╭─ EXCERPTED RECORDS

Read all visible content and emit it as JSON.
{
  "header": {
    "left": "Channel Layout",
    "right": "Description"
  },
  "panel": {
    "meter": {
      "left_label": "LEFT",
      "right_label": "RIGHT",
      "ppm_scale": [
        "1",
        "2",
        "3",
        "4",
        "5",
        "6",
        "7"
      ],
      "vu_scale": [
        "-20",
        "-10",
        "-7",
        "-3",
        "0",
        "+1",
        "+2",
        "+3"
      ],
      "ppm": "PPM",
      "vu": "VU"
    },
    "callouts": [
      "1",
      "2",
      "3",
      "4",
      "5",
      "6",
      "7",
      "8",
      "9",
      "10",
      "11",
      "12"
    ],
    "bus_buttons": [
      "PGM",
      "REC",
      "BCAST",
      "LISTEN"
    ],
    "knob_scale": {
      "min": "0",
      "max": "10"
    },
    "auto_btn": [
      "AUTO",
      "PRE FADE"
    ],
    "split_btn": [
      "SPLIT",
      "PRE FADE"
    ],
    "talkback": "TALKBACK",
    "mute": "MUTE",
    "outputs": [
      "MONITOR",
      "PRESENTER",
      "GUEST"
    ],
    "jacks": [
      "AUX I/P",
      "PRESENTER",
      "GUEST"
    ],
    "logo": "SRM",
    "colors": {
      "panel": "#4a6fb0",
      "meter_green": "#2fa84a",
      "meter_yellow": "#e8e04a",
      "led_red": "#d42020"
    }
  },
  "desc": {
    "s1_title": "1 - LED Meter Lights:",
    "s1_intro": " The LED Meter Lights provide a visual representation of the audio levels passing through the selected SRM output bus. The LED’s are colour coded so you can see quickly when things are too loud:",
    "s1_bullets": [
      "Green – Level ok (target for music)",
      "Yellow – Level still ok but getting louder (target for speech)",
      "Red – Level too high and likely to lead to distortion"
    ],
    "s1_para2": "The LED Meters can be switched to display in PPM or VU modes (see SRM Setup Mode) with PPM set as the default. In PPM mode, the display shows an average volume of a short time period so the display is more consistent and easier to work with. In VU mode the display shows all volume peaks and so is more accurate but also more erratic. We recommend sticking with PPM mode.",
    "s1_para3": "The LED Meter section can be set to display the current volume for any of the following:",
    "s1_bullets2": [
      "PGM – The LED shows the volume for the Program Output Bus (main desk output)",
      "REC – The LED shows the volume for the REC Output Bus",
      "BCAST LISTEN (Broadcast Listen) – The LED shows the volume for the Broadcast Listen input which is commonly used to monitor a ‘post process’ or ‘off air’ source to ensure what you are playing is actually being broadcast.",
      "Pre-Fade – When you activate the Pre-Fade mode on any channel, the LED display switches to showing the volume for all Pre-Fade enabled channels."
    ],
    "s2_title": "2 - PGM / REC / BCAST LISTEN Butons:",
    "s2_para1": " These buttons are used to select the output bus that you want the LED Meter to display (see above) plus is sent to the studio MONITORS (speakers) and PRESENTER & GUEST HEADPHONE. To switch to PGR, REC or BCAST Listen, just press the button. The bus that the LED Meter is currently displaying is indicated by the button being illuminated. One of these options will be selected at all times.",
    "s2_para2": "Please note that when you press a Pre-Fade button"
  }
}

╰─

§ **TASK TO COMPLETE**
Track down every line holding the string "used" and copy it.

§ **THE OUTPUT**
      "BCAST LISTEN (Broadcast Listen) – The LED shows the volume for the Broadcast Listen input which is commonly used to monitor a ‘post process’ or ‘off air’ source to ensure what you are playing is actually being broadcast.",
    "s2_para1": " These buttons are used to select the output bus that you want the LED Meter to display (see above) plus is sent to the studio MONITORS (speakers) and PRESENTER & GUEST HEADPHONE. To switch to PGR, REC or BCAST Listen, just press the button. The bus that the LED Meter is currently displaying is indicated by the button being illuminated. One of these options will be selected at all times.",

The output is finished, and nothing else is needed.